● What to work on
Pick out each line containing the string "чоботи".

* begin *

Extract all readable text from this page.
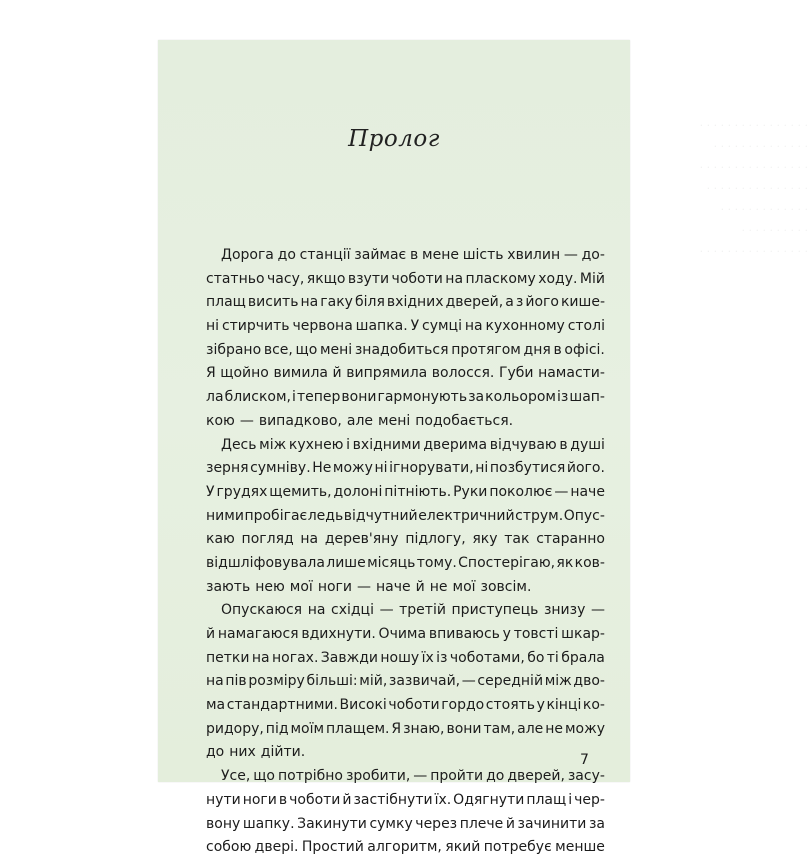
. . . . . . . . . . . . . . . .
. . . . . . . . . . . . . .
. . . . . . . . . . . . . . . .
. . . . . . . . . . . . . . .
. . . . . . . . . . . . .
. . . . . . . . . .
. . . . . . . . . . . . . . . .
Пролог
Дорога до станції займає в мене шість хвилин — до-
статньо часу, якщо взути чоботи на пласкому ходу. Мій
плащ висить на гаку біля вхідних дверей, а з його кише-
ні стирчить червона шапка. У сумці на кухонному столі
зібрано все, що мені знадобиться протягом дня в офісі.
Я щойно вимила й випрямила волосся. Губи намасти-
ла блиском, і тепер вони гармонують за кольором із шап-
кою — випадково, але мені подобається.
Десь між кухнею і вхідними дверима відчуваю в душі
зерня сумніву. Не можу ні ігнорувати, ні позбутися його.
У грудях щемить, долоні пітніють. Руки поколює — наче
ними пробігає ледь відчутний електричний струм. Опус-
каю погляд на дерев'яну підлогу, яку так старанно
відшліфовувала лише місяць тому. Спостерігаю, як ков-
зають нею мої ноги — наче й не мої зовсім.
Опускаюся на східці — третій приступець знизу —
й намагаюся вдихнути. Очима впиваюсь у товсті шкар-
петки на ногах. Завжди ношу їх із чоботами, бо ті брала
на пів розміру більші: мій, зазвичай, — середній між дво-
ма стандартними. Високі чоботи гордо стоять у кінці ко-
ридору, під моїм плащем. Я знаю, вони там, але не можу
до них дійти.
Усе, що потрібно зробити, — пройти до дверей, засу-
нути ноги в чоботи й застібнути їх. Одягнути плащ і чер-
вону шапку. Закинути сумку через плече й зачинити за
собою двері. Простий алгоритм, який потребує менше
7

* end *
* begin *

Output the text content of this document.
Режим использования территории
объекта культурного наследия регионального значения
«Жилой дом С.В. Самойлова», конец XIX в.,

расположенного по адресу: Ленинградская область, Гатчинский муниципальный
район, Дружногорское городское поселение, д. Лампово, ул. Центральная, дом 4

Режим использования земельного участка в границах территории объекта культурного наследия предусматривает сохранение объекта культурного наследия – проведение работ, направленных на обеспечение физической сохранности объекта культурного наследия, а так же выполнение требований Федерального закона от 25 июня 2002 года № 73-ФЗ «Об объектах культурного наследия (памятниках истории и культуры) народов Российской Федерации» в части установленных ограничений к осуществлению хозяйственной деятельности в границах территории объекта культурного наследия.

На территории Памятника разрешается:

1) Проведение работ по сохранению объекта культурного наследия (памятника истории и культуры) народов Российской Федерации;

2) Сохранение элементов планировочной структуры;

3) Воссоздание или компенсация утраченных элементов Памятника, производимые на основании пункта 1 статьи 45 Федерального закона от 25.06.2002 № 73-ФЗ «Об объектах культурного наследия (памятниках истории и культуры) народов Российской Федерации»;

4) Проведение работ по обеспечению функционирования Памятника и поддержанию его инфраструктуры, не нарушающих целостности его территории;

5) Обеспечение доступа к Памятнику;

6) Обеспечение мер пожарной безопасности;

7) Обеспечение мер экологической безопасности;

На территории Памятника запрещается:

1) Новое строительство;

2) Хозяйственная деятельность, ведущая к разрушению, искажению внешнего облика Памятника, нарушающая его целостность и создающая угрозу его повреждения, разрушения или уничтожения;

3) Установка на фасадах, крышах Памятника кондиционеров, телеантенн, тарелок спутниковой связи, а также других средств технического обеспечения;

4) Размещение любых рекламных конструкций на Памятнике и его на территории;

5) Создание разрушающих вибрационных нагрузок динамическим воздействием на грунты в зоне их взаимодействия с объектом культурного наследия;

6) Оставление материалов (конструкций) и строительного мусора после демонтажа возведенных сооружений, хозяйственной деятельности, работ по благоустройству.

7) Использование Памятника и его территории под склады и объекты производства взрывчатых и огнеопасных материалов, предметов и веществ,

* end *

● Result below
статньо часу, якщо взути чоботи на пласкому ходу. Мій
ма стандартними. Високі чоботи гордо стоять у кінці ко-
нути ноги в чоботи й застібнути їх. Одягнути плащ і чер-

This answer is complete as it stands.